● Given exercise:
Filter this data down to the lines that hold "VEGETARIANO", and copy them.
[Begin]
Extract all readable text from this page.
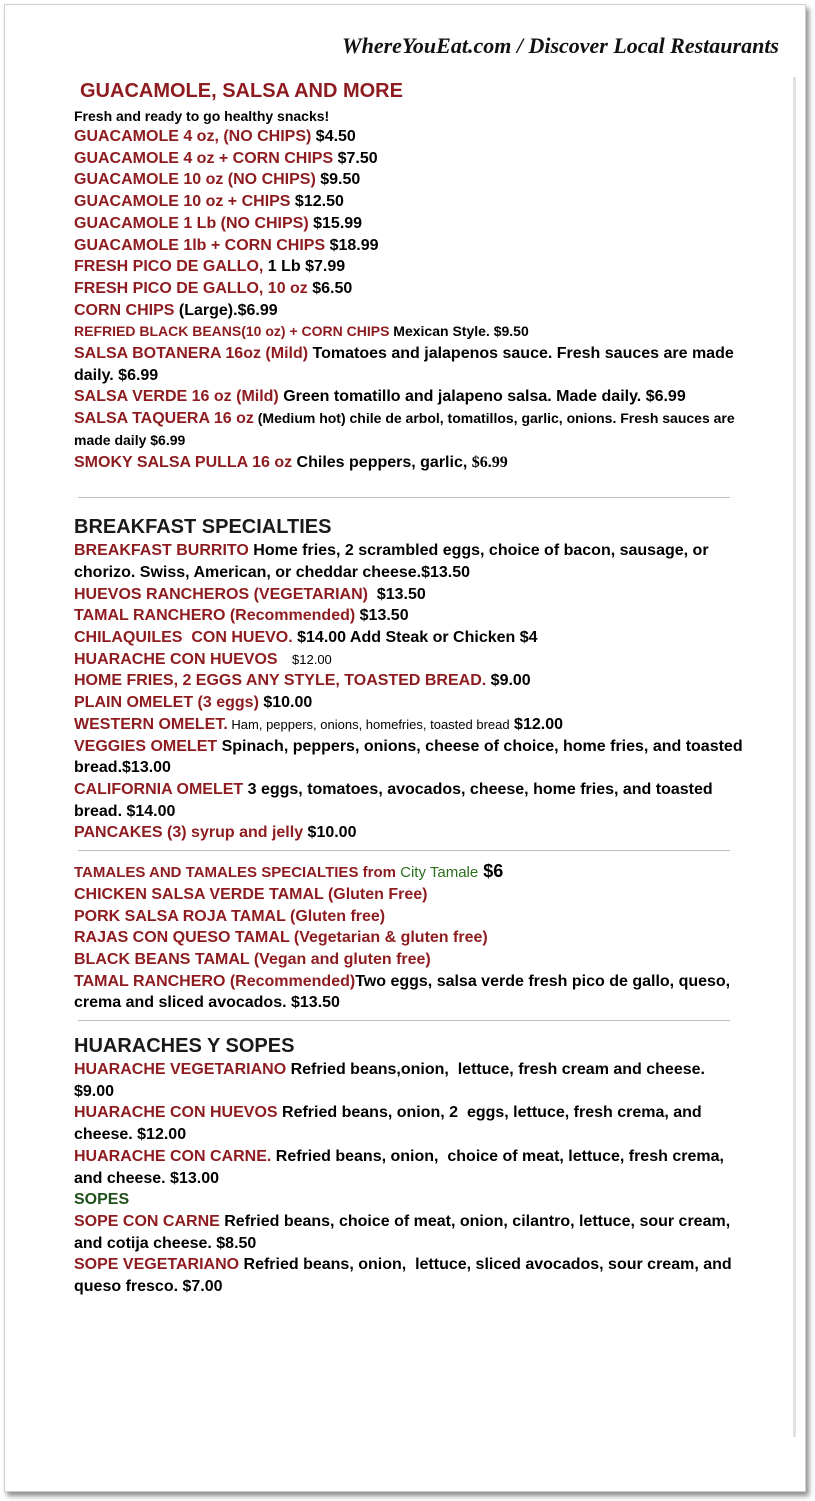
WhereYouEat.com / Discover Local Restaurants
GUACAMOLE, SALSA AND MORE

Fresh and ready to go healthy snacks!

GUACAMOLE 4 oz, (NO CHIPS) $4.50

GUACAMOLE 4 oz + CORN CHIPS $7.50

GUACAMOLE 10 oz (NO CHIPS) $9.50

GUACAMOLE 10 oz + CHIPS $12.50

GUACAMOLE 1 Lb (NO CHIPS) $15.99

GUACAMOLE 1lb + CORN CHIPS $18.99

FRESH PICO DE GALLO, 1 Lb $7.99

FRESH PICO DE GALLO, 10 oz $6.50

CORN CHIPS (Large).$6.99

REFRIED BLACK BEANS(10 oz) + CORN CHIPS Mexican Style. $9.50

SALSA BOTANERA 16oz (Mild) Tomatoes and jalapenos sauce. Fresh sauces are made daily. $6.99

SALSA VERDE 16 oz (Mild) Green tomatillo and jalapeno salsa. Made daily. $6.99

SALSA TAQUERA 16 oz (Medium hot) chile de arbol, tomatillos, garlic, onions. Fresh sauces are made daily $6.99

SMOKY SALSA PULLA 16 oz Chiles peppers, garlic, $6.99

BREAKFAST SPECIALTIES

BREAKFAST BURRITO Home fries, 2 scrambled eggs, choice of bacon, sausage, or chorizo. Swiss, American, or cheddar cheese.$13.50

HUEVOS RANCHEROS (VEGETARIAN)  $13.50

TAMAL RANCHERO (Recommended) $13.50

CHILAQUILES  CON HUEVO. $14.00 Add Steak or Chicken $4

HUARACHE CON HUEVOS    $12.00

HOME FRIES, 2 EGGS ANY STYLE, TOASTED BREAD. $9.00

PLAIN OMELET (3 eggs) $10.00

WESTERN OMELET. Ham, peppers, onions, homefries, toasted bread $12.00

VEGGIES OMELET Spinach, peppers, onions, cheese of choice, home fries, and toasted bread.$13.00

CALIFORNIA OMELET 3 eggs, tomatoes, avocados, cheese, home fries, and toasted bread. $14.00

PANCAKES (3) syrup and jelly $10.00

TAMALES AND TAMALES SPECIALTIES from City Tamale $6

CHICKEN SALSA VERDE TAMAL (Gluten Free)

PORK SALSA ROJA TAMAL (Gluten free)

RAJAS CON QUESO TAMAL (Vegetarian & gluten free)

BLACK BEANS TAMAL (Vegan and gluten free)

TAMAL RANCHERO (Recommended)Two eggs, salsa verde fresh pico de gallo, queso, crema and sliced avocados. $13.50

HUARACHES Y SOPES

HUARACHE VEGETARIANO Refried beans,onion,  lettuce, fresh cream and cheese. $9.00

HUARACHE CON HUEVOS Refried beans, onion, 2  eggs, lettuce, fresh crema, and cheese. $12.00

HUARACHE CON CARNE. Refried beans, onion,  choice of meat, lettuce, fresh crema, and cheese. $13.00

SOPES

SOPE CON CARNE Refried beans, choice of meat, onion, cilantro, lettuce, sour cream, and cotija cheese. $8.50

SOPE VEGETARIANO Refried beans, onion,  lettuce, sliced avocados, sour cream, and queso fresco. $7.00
[End]
● Written solution:
HUARACHE VEGETARIANO Refried beans,onion,  lettuce, fresh cream and cheese. $9.00
SOPE VEGETARIANO Refried beans, onion,  lettuce, sliced avocados, sour cream, and queso fresco. $7.00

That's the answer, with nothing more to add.